BEGIN MATERIAL PROVIDED

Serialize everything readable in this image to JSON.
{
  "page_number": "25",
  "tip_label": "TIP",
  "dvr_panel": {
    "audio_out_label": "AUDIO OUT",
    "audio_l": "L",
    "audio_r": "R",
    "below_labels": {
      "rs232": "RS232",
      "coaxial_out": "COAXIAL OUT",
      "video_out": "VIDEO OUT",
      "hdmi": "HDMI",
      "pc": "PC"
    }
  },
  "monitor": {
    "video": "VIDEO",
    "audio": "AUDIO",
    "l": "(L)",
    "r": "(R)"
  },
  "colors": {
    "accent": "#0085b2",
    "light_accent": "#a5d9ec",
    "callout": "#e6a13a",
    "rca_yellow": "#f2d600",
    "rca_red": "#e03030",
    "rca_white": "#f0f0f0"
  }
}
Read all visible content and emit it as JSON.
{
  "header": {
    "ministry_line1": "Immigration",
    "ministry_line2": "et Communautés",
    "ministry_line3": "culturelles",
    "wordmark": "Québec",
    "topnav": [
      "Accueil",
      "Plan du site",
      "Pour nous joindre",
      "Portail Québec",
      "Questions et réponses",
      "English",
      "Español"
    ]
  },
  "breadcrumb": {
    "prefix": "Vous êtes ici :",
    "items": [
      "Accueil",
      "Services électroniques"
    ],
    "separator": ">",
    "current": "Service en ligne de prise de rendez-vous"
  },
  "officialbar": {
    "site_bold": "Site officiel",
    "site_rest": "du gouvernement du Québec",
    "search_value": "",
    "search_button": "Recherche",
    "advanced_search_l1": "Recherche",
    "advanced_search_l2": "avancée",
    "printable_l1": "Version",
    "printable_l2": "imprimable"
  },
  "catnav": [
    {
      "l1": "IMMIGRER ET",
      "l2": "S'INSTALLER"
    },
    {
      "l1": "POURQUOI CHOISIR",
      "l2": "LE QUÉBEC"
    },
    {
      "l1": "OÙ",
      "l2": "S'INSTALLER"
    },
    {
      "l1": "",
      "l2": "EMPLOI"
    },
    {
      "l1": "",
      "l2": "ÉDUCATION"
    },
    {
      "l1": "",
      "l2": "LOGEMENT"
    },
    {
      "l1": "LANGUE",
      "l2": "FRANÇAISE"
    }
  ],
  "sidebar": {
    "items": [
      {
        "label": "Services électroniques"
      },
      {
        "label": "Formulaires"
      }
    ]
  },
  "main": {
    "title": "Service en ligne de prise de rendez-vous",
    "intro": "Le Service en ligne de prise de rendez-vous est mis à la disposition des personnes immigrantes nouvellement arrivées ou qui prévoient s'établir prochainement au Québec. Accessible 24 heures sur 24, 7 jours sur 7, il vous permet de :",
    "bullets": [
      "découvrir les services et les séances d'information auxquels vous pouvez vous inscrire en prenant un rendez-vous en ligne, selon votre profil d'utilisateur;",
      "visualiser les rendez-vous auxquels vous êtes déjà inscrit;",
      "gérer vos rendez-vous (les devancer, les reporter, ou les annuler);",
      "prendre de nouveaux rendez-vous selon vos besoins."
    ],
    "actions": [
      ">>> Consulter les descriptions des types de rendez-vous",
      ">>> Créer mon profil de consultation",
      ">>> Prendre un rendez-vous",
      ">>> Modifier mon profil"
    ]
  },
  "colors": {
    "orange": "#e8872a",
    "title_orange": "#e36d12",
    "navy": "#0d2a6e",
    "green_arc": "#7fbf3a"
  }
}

END MATERIAL PROVIDED

TASK STATEMENT ::
Output the records above in their entirety, exactly.

ANSWER FOR THE TASK ::
Serialize everything readable in this image to JSON.
{
  "page_number": "25",
  "tip_label": "TIP",
  "dvr_panel": {
    "audio_out_label": "AUDIO OUT",
    "audio_l": "L",
    "audio_r": "R",
    "below_labels": {
      "rs232": "RS232",
      "coaxial_out": "COAXIAL OUT",
      "video_out": "VIDEO OUT",
      "hdmi": "HDMI",
      "pc": "PC"
    }
  },
  "monitor": {
    "video": "VIDEO",
    "audio": "AUDIO",
    "l": "(L)",
    "r": "(R)"
  },
  "colors": {
    "accent": "#0085b2",
    "light_accent": "#a5d9ec",
    "callout": "#e6a13a",
    "rca_yellow": "#f2d600",
    "rca_red": "#e03030",
    "rca_white": "#f0f0f0"
  }
}
Read all visible content and emit it as JSON.
{
  "header": {
    "ministry_line1": "Immigration",
    "ministry_line2": "et Communautés",
    "ministry_line3": "culturelles",
    "wordmark": "Québec",
    "topnav": [
      "Accueil",
      "Plan du site",
      "Pour nous joindre",
      "Portail Québec",
      "Questions et réponses",
      "English",
      "Español"
    ]
  },
  "breadcrumb": {
    "prefix": "Vous êtes ici :",
    "items": [
      "Accueil",
      "Services électroniques"
    ],
    "separator": ">",
    "current": "Service en ligne de prise de rendez-vous"
  },
  "officialbar": {
    "site_bold": "Site officiel",
    "site_rest": "du gouvernement du Québec",
    "search_value": "",
    "search_button": "Recherche",
    "advanced_search_l1": "Recherche",
    "advanced_search_l2": "avancée",
    "printable_l1": "Version",
    "printable_l2": "imprimable"
  },
  "catnav": [
    {
      "l1": "IMMIGRER ET",
      "l2": "S'INSTALLER"
    },
    {
      "l1": "POURQUOI CHOISIR",
      "l2": "LE QUÉBEC"
    },
    {
      "l1": "OÙ",
      "l2": "S'INSTALLER"
    },
    {
      "l1": "",
      "l2": "EMPLOI"
    },
    {
      "l1": "",
      "l2": "ÉDUCATION"
    },
    {
      "l1": "",
      "l2": "LOGEMENT"
    },
    {
      "l1": "LANGUE",
      "l2": "FRANÇAISE"
    }
  ],
  "sidebar": {
    "items": [
      {
        "label": "Services électroniques"
      },
      {
        "label": "Formulaires"
      }
    ]
  },
  "main": {
    "title": "Service en ligne de prise de rendez-vous",
    "intro": "Le Service en ligne de prise de rendez-vous est mis à la disposition des personnes immigrantes nouvellement arrivées ou qui prévoient s'établir prochainement au Québec. Accessible 24 heures sur 24, 7 jours sur 7, il vous permet de :",
    "bullets": [
      "découvrir les services et les séances d'information auxquels vous pouvez vous inscrire en prenant un rendez-vous en ligne, selon votre profil d'utilisateur;",
      "visualiser les rendez-vous auxquels vous êtes déjà inscrit;",
      "gérer vos rendez-vous (les devancer, les reporter, ou les annuler);",
      "prendre de nouveaux rendez-vous selon vos besoins."
    ],
    "actions": [
      ">>> Consulter les descriptions des types de rendez-vous",
      ">>> Créer mon profil de consultation",
      ">>> Prendre un rendez-vous",
      ">>> Modifier mon profil"
    ]
  },
  "colors": {
    "orange": "#e8872a",
    "title_orange": "#e36d12",
    "navy": "#0d2a6e",
    "green_arc": "#7fbf3a"
  }
}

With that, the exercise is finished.